[start Dataset rows]
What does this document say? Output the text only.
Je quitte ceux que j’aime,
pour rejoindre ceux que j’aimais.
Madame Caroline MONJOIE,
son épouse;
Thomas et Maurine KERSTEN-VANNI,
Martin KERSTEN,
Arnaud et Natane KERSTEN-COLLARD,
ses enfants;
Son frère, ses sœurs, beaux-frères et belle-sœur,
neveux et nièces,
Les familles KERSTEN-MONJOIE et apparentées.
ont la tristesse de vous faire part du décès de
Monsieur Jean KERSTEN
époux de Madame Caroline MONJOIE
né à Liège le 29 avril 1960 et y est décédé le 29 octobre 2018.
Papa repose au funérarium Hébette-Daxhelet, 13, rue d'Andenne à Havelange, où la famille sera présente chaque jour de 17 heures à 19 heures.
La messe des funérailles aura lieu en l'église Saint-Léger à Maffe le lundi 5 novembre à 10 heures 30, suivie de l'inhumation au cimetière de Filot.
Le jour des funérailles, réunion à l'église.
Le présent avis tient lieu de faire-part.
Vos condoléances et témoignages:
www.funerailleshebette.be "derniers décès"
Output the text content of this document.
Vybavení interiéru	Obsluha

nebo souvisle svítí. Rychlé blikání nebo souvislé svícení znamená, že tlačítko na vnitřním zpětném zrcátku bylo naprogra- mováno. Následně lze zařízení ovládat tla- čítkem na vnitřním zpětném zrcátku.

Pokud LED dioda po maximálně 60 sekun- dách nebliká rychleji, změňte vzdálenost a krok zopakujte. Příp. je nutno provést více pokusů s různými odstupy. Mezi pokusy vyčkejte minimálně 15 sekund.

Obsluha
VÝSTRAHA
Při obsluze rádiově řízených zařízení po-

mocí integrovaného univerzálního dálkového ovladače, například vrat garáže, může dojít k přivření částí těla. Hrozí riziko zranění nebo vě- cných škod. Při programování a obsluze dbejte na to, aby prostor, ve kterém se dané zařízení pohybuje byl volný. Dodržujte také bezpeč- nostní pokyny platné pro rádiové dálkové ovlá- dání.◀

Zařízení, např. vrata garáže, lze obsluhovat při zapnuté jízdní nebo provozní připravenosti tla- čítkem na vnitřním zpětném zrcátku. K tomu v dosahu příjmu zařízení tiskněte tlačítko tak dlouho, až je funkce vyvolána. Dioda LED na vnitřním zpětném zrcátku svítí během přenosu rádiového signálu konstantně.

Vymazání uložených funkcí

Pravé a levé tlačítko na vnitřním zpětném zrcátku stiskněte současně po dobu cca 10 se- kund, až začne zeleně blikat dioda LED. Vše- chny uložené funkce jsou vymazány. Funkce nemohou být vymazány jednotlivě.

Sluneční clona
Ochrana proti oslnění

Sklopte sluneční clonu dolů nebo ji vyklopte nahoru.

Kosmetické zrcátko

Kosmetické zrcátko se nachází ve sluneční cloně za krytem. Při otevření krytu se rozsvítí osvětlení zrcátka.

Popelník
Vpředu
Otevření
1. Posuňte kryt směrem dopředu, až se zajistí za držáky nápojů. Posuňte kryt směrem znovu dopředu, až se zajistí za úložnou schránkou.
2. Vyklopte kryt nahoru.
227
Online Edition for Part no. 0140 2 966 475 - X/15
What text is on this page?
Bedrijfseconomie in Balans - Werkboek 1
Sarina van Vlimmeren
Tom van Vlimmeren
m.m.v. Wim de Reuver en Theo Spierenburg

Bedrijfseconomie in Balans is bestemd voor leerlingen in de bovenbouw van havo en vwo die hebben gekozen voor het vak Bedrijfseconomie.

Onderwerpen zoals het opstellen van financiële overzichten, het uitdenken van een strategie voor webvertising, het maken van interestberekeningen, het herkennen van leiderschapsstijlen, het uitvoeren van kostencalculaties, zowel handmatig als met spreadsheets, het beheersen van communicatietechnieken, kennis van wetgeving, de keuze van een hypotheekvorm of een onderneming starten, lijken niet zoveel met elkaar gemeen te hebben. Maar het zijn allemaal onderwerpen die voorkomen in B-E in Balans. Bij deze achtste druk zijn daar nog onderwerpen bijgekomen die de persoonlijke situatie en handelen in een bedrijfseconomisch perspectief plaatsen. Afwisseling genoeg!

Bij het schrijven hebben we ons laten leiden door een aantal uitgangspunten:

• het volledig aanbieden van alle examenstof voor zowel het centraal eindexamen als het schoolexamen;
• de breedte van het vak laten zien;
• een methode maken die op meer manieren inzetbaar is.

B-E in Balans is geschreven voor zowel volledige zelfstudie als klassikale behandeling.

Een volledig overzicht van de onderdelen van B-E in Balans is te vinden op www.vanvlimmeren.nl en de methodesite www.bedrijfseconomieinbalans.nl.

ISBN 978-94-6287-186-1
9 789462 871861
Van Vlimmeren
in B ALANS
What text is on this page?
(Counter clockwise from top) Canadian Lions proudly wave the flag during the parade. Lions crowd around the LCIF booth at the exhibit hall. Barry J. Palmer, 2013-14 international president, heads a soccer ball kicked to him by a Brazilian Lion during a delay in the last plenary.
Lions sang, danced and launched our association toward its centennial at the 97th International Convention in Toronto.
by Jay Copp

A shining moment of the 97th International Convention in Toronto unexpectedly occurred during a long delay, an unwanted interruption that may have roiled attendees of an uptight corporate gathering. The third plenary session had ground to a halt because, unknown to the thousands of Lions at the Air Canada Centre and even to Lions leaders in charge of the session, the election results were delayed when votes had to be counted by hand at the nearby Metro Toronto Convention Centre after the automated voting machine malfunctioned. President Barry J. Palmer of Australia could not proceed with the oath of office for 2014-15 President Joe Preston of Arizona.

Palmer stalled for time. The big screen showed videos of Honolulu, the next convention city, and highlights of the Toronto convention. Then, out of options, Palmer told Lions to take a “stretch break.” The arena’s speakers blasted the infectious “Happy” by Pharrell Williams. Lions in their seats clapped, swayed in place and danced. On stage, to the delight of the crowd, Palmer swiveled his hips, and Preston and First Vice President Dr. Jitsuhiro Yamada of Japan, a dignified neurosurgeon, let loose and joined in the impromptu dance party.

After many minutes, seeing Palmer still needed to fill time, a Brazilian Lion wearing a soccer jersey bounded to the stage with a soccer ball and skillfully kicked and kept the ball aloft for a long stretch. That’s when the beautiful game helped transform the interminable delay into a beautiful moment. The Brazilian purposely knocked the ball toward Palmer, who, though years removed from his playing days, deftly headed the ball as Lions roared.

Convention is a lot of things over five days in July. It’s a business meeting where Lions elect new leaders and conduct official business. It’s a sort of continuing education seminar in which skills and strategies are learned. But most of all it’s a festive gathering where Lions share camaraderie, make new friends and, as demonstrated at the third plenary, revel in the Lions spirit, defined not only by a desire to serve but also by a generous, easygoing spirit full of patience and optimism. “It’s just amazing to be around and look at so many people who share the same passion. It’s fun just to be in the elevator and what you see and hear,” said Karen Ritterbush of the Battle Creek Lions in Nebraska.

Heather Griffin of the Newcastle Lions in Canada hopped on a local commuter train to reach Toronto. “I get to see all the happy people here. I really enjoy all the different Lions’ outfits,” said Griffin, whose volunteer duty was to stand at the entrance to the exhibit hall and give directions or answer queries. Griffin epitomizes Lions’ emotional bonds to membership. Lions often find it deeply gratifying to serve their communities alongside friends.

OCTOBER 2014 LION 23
[end Dataset rows]
Objective —
Set out the complete listing exactly as shown.

Complete answer —
What does this document say? Output the text only.
Je quitte ceux que j’aime,
pour rejoindre ceux que j’aimais.
Madame Caroline MONJOIE,
son épouse;
Thomas et Maurine KERSTEN-VANNI,
Martin KERSTEN,
Arnaud et Natane KERSTEN-COLLARD,
ses enfants;
Son frère, ses sœurs, beaux-frères et belle-sœur,
neveux et nièces,
Les familles KERSTEN-MONJOIE et apparentées.
ont la tristesse de vous faire part du décès de
Monsieur Jean KERSTEN
époux de Madame Caroline MONJOIE
né à Liège le 29 avril 1960 et y est décédé le 29 octobre 2018.
Papa repose au funérarium Hébette-Daxhelet, 13, rue d'Andenne à Havelange, où la famille sera présente chaque jour de 17 heures à 19 heures.
La messe des funérailles aura lieu en l'église Saint-Léger à Maffe le lundi 5 novembre à 10 heures 30, suivie de l'inhumation au cimetière de Filot.
Le jour des funérailles, réunion à l'église.
Le présent avis tient lieu de faire-part.
Vos condoléances et témoignages:
www.funerailleshebette.be "derniers décès"
Output the text content of this document.
Vybavení interiéru	Obsluha

nebo souvisle svítí. Rychlé blikání nebo souvislé svícení znamená, že tlačítko na vnitřním zpětném zrcátku bylo naprogra- mováno. Následně lze zařízení ovládat tla- čítkem na vnitřním zpětném zrcátku.

Pokud LED dioda po maximálně 60 sekun- dách nebliká rychleji, změňte vzdálenost a krok zopakujte. Příp. je nutno provést více pokusů s různými odstupy. Mezi pokusy vyčkejte minimálně 15 sekund.

Obsluha
VÝSTRAHA
Při obsluze rádiově řízených zařízení po-

mocí integrovaného univerzálního dálkového ovladače, například vrat garáže, může dojít k přivření částí těla. Hrozí riziko zranění nebo vě- cných škod. Při programování a obsluze dbejte na to, aby prostor, ve kterém se dané zařízení pohybuje byl volný. Dodržujte také bezpeč- nostní pokyny platné pro rádiové dálkové ovlá- dání.◀

Zařízení, např. vrata garáže, lze obsluhovat při zapnuté jízdní nebo provozní připravenosti tla- čítkem na vnitřním zpětném zrcátku. K tomu v dosahu příjmu zařízení tiskněte tlačítko tak dlouho, až je funkce vyvolána. Dioda LED na vnitřním zpětném zrcátku svítí během přenosu rádiového signálu konstantně.

Vymazání uložených funkcí

Pravé a levé tlačítko na vnitřním zpětném zrcátku stiskněte současně po dobu cca 10 se- kund, až začne zeleně blikat dioda LED. Vše- chny uložené funkce jsou vymazány. Funkce nemohou být vymazány jednotlivě.

Sluneční clona
Ochrana proti oslnění

Sklopte sluneční clonu dolů nebo ji vyklopte nahoru.

Kosmetické zrcátko

Kosmetické zrcátko se nachází ve sluneční cloně za krytem. Při otevření krytu se rozsvítí osvětlení zrcátka.

Popelník
Vpředu
Otevření
1. Posuňte kryt směrem dopředu, až se zajistí za držáky nápojů. Posuňte kryt směrem znovu dopředu, až se zajistí za úložnou schránkou.
2. Vyklopte kryt nahoru.
227
Online Edition for Part no. 0140 2 966 475 - X/15
What text is on this page?
Bedrijfseconomie in Balans - Werkboek 1
Sarina van Vlimmeren
Tom van Vlimmeren
m.m.v. Wim de Reuver en Theo Spierenburg

Bedrijfseconomie in Balans is bestemd voor leerlingen in de bovenbouw van havo en vwo die hebben gekozen voor het vak Bedrijfseconomie.

Onderwerpen zoals het opstellen van financiële overzichten, het uitdenken van een strategie voor webvertising, het maken van interestberekeningen, het herkennen van leiderschapsstijlen, het uitvoeren van kostencalculaties, zowel handmatig als met spreadsheets, het beheersen van communicatietechnieken, kennis van wetgeving, de keuze van een hypotheekvorm of een onderneming starten, lijken niet zoveel met elkaar gemeen te hebben. Maar het zijn allemaal onderwerpen die voorkomen in B-E in Balans. Bij deze achtste druk zijn daar nog onderwerpen bijgekomen die de persoonlijke situatie en handelen in een bedrijfseconomisch perspectief plaatsen. Afwisseling genoeg!

Bij het schrijven hebben we ons laten leiden door een aantal uitgangspunten:

• het volledig aanbieden van alle examenstof voor zowel het centraal eindexamen als het schoolexamen;
• de breedte van het vak laten zien;
• een methode maken die op meer manieren inzetbaar is.

B-E in Balans is geschreven voor zowel volledige zelfstudie als klassikale behandeling.

Een volledig overzicht van de onderdelen van B-E in Balans is te vinden op www.vanvlimmeren.nl en de methodesite www.bedrijfseconomieinbalans.nl.

ISBN 978-94-6287-186-1
9 789462 871861
Van Vlimmeren
in B ALANS
What text is on this page?
(Counter clockwise from top) Canadian Lions proudly wave the flag during the parade. Lions crowd around the LCIF booth at the exhibit hall. Barry J. Palmer, 2013-14 international president, heads a soccer ball kicked to him by a Brazilian Lion during a delay in the last plenary.
Lions sang, danced and launched our association toward its centennial at the 97th International Convention in Toronto.
by Jay Copp

A shining moment of the 97th International Convention in Toronto unexpectedly occurred during a long delay, an unwanted interruption that may have roiled attendees of an uptight corporate gathering. The third plenary session had ground to a halt because, unknown to the thousands of Lions at the Air Canada Centre and even to Lions leaders in charge of the session, the election results were delayed when votes had to be counted by hand at the nearby Metro Toronto Convention Centre after the automated voting machine malfunctioned. President Barry J. Palmer of Australia could not proceed with the oath of office for 2014-15 President Joe Preston of Arizona.

Palmer stalled for time. The big screen showed videos of Honolulu, the next convention city, and highlights of the Toronto convention. Then, out of options, Palmer told Lions to take a “stretch break.” The arena’s speakers blasted the infectious “Happy” by Pharrell Williams. Lions in their seats clapped, swayed in place and danced. On stage, to the delight of the crowd, Palmer swiveled his hips, and Preston and First Vice President Dr. Jitsuhiro Yamada of Japan, a dignified neurosurgeon, let loose and joined in the impromptu dance party.

After many minutes, seeing Palmer still needed to fill time, a Brazilian Lion wearing a soccer jersey bounded to the stage with a soccer ball and skillfully kicked and kept the ball aloft for a long stretch. That’s when the beautiful game helped transform the interminable delay into a beautiful moment. The Brazilian purposely knocked the ball toward Palmer, who, though years removed from his playing days, deftly headed the ball as Lions roared.

Convention is a lot of things over five days in July. It’s a business meeting where Lions elect new leaders and conduct official business. It’s a sort of continuing education seminar in which skills and strategies are learned. But most of all it’s a festive gathering where Lions share camaraderie, make new friends and, as demonstrated at the third plenary, revel in the Lions spirit, defined not only by a desire to serve but also by a generous, easygoing spirit full of patience and optimism. “It’s just amazing to be around and look at so many people who share the same passion. It’s fun just to be in the elevator and what you see and hear,” said Karen Ritterbush of the Battle Creek Lions in Nebraska.

Heather Griffin of the Newcastle Lions in Canada hopped on a local commuter train to reach Toronto. “I get to see all the happy people here. I really enjoy all the different Lions’ outfits,” said Griffin, whose volunteer duty was to stand at the entrance to the exhibit hall and give directions or answer queries. Griffin epitomizes Lions’ emotional bonds to membership. Lions often find it deeply gratifying to serve their communities alongside friends.

OCTOBER 2014 LION 23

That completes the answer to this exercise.